• Provided data:

####################

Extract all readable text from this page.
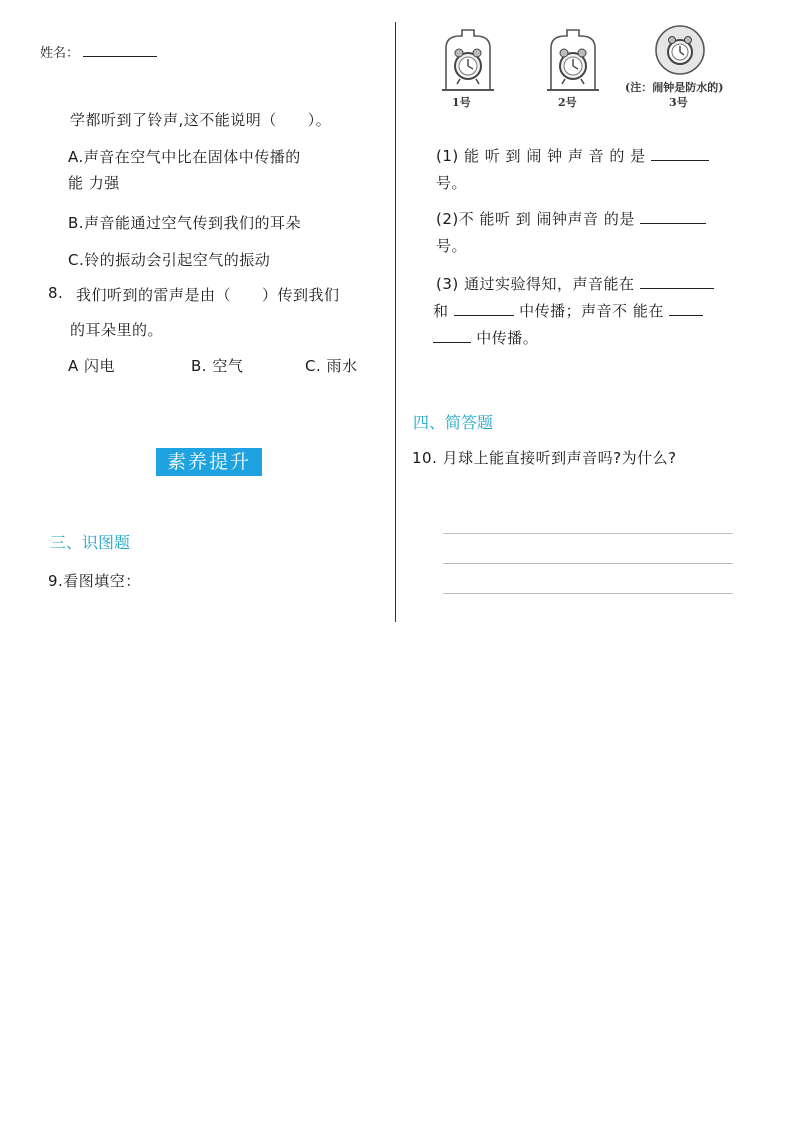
姓名：
学都听到了铃声,这不能说明（　　）。
A.声音在空气中比在固体中传播的
能 力强
B.声音能通过空气传到我们的耳朵
C.铃的振动会引起空气的振动
8. 我们听到的雷声是由（　　）传到我们
的耳朵里的。
A 闪电	B. 空气	C. 雨水
素养提升
三、识图题
9.看图填空：
1号	2号
(注：闹钟是防水的)
3号
(1) 能 听 到 闹 钟 声 音 的 是
号。
(2)不 能听 到 闹钟声音 的是
号。
(3) 通过实验得知，声音能在
和	中传播；声音不 能在
中传播。
四、简答题
10. 月球上能直接听到声音吗?为什么?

####################

• What the task asks: Reproduce every record above exactly, but leave out the pictures.

• Exercise answer:
Extract all readable text from this page.
姓名：
学都听到了铃声,这不能说明（　　）。
A.声音在空气中比在固体中传播的
能 力强
B.声音能通过空气传到我们的耳朵
C.铃的振动会引起空气的振动
8. 我们听到的雷声是由（　　）传到我们
的耳朵里的。
A 闪电	B. 空气	C. 雨水
素养提升
三、识图题
9.看图填空：
1号	2号
(注：闹钟是防水的)
3号
(1) 能 听 到 闹 钟 声 音 的 是
号。
(2)不 能听 到 闹钟声音 的是
号。
(3) 通过实验得知，声音能在
和	中传播；声音不 能在
中传播。
四、简答题
10. 月球上能直接听到声音吗?为什么?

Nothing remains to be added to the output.